**EXERCISE TEXT:**
Meghan Zimbler
Staff Writer
Springfield College’s Visual and Performing Arts Department is putting its finishing touches on the upcoming original show, How to Survive the Grey Goo.
The performers have some ambitious ideas in place, a combination of a live action and recorded material, creating an interactive show for the audience to view.
Technical activity is definitely a big part of the show and has made advances over the last few weeks.
“That’s gone well. We still have bugs to work out, and it’s always like that…it’s on track,” said Martin Shell, the chair of the visual and performing arts department.
Shell is the director of the show, along with Cynthia Nazzaro, a professor of Dance. There are many other professors involved in the production, helping with graphics, music and costumes. The show is going to be performed by 23 students from the InterArts workshop class, which is a collaborative course.
Twenty of these students are the performers and authors of the show, and Grey Goo is the main project of the class. The other three are stage production students who run the lights, sound and technical work.

(Bounding box prediction data)
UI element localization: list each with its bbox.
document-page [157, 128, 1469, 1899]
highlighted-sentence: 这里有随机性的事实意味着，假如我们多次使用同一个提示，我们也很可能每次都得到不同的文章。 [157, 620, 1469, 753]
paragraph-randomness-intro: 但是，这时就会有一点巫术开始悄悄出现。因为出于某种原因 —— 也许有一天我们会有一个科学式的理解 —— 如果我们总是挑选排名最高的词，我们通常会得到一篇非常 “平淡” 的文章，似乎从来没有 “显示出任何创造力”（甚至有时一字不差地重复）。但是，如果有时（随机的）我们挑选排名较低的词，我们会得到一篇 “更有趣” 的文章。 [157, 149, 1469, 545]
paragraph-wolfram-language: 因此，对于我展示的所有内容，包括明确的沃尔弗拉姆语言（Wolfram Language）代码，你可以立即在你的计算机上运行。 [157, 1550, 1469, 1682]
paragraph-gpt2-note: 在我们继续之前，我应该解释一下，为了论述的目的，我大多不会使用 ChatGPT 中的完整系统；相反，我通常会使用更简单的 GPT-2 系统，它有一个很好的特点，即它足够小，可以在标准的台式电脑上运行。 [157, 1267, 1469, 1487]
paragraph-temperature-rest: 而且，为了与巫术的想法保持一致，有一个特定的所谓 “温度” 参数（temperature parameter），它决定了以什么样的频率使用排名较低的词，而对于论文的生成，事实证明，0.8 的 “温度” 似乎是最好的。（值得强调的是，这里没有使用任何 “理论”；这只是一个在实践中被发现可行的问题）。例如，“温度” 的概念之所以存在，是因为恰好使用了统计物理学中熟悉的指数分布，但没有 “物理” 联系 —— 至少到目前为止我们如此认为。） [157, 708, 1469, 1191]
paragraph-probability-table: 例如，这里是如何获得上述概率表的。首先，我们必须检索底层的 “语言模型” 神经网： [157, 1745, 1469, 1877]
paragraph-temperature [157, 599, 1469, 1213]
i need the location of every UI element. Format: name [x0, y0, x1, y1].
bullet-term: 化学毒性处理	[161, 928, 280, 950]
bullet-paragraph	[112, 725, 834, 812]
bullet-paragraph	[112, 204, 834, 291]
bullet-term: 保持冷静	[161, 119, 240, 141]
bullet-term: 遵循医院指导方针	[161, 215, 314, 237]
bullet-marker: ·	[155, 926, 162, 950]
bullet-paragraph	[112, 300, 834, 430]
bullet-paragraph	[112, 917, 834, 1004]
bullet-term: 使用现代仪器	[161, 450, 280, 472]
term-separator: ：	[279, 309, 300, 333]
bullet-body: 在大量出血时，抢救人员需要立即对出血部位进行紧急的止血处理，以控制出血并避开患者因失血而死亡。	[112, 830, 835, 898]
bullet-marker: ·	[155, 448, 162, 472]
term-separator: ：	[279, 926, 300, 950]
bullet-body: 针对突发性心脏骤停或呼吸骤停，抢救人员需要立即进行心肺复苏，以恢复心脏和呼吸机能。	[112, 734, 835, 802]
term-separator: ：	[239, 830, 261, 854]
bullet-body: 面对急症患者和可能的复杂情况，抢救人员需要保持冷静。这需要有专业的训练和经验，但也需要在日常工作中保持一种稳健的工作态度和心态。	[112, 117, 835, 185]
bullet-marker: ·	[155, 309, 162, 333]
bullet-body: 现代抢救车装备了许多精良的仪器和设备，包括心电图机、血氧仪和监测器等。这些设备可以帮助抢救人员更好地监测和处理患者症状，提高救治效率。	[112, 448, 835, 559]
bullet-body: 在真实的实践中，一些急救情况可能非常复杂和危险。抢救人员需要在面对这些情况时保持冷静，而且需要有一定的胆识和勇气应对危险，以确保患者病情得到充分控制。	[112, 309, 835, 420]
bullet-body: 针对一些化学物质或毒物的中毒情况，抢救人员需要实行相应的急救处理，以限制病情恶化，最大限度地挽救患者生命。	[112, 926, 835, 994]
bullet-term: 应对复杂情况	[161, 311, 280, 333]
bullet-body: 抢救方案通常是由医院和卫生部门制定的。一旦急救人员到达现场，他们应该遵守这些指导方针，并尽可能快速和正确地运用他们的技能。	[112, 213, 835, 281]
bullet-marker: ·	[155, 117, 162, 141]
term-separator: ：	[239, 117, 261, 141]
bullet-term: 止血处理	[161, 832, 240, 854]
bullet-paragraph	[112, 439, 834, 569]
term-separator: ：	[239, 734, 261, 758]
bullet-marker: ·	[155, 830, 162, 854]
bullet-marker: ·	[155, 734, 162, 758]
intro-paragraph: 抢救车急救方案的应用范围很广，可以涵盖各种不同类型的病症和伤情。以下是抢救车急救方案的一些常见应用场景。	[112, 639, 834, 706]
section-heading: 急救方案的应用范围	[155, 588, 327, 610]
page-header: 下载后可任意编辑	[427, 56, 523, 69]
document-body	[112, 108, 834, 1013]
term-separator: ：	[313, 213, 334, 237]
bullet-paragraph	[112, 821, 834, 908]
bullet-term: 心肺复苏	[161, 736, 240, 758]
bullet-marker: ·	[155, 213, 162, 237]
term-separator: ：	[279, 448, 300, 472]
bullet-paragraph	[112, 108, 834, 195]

**PROBLEMS AND TASKS:**
[a] Answer these questions from the Grey Goo article:
(i) Who directs the show along with Martin Shell?
(ii) What position does Martin Shell hold?
(iii) What do the three stage production students run?
[b] Decide whether each statement agrees with the Grey Goo article. Answer yes or no, and quote the words from the article that settle it.
(i) The show mixes live action with recorded material.
(ii) Shell said no bugs remain in the technical work.
(iii) The InterArts workshop is a collaborative course.
[c] Pick up the Grey Goo article after its last sentence and continue it.

**RESPONSES PER TASK:**
[a]
(i) Cynthia Nazzaro, a professor of Dance.
(ii) He is the chair of the visual and performing arts department.
(iii) The lights, sound and technical work.

[b]
(i) Yes: "a combination of a live action and recorded material"
(ii) No: "We still have bugs to work out"
(iii) Yes: "which is a collaborative course"

[c]
This is the first time the InterArts workshop has run in eight years.
When the March 7 edition of The Student came out, the production was just forming all of its ideas for what was to come. Since then, Shell states that the dances and choreography have come a long way, as well as the music itself.
“You have a project that has to weave together a lot of different kinds of [performance] sequences,” Shell said.
If you don’t know what Grey Goo is, it comes from nanotechnology in which robots could be made in the size of molecules. If they were able to reproduce themselves, like an organism, nothing would be able to stop them. Metaphorically, artists have stated the world is being drowned by “too much digital stuff” and we are being covered in the “Grey Goo.”
“We feel that is not yet the case. We feel that there is plenty of room to play and explore with digital art that keeps humanity at the forefront,” Shell said.
This is a completely original show and the ideas all stemmed from interests of students. They have done other kinds of science fiction projects before, but Shell regards this one as more “addressing the times.”
“We’re branching off of pretty common knowledge,” Shell stated. “The stories you will hear are real, true life stories…some of the stories are directly the stories of people in the course.”
So what is in store for How to Survive Grey Goo? A lot of technical activity, original music, dances and comic skits, with some improvisations.
Everyone in the show has been working hard these last few weeks to get this production done.
The performers take the main stage in the Fuller Arts Center at 8 p.m. tonight. The production will go on for four nights, ending on Sunday, Aril 7 with a matinee at 2 p.m.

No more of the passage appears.